• _EXCERPTED RECORDS_

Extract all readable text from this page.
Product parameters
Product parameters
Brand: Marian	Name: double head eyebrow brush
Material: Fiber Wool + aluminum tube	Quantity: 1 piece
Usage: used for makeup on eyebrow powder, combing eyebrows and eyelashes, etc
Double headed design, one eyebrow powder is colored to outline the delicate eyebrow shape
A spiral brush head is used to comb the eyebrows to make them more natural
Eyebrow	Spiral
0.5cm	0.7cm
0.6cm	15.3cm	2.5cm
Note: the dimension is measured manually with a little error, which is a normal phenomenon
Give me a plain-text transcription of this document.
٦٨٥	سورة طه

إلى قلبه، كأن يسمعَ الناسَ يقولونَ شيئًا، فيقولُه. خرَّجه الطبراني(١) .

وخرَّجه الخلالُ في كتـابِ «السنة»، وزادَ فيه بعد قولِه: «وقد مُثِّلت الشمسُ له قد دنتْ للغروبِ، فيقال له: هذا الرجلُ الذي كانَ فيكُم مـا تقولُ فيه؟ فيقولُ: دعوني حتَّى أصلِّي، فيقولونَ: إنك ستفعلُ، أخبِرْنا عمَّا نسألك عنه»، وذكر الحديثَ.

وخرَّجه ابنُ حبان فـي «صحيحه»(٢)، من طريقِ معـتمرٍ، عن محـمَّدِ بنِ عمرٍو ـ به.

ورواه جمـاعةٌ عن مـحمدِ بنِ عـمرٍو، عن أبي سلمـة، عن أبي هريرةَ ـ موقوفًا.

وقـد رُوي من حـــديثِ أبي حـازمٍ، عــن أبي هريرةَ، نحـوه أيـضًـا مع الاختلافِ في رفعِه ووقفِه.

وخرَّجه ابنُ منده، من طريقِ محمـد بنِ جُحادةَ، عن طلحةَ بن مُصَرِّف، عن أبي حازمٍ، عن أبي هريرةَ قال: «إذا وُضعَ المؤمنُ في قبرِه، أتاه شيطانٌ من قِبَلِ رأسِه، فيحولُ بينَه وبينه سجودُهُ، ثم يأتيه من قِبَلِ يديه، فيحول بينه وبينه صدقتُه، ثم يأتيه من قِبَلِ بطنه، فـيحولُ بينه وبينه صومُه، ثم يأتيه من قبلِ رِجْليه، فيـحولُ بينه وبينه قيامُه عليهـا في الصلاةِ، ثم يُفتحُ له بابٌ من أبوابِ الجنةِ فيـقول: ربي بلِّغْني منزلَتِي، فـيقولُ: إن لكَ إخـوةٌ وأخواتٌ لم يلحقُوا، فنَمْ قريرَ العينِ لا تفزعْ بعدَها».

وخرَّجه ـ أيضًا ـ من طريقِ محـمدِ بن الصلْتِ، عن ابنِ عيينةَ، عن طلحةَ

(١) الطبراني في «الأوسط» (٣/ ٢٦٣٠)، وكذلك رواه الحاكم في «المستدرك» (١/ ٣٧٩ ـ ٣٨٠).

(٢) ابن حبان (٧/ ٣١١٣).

• _WORK TO COMPLETE_
In the listing above, how many lines include the word "eyebrows"? Answer with the number and nothing more.

• _RESULT_
2